[BEGIN EXCERPTED DATA]

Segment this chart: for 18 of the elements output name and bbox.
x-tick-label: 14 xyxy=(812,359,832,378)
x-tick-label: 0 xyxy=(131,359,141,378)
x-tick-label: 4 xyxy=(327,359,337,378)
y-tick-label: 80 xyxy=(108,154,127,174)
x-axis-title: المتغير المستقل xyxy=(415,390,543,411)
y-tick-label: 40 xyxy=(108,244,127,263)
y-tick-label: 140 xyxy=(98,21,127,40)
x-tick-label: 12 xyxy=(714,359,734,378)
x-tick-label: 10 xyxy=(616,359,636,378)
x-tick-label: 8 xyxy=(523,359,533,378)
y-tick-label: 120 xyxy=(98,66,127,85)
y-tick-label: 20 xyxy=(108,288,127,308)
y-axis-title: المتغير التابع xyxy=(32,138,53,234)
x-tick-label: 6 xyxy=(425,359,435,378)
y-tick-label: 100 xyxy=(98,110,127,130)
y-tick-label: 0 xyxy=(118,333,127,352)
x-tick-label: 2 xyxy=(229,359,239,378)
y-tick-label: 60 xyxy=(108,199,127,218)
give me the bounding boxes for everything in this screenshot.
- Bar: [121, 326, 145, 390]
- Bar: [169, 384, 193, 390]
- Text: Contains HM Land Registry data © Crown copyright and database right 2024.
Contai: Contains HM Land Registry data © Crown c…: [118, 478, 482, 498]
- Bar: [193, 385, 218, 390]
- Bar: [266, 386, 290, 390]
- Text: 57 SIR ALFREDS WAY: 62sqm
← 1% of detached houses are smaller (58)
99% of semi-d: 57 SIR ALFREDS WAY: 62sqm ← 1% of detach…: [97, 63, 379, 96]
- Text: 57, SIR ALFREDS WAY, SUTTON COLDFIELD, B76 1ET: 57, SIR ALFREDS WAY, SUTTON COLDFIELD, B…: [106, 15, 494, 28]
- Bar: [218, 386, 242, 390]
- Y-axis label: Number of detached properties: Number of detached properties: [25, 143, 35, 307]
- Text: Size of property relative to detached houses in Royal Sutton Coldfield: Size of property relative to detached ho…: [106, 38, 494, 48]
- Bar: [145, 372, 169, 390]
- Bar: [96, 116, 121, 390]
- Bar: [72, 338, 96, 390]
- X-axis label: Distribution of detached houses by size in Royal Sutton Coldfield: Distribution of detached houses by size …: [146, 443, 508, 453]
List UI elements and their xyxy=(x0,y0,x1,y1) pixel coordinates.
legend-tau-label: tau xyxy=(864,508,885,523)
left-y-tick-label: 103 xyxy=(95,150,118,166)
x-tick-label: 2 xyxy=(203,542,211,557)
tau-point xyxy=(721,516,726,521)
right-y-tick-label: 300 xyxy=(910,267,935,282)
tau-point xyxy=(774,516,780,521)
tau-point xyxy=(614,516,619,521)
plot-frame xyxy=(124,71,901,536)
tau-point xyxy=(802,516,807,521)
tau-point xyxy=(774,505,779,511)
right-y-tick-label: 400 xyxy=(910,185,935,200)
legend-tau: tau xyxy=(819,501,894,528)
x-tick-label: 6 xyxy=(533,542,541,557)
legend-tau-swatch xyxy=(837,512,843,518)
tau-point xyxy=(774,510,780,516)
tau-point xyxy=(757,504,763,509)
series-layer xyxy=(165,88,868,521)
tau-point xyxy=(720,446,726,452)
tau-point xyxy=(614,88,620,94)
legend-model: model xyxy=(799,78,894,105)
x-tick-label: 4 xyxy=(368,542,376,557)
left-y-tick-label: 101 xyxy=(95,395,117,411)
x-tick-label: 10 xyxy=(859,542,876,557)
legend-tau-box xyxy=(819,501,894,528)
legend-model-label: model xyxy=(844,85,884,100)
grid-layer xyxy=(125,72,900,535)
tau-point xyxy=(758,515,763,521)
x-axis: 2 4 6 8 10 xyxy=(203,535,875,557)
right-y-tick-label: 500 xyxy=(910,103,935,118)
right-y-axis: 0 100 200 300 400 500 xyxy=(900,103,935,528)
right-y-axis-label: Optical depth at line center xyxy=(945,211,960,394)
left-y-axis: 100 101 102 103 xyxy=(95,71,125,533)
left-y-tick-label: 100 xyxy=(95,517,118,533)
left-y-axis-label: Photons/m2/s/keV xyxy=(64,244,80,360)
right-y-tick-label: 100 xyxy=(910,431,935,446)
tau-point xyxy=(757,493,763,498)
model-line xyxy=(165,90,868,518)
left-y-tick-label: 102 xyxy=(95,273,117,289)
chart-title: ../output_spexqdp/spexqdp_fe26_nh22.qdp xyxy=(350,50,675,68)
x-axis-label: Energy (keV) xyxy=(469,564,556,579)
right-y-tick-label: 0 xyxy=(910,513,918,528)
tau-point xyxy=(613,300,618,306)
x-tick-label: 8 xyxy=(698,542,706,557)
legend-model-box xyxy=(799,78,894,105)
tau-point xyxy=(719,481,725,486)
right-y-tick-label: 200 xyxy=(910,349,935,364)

[END EXCERPTED DATA]

* [TASK INSTRUCTIONS] Report how many of the lines above contain the string "layer", treating uppercase and lowercase as different, and give only the number.

* [ANSWER TO THIS PROBLEM] 2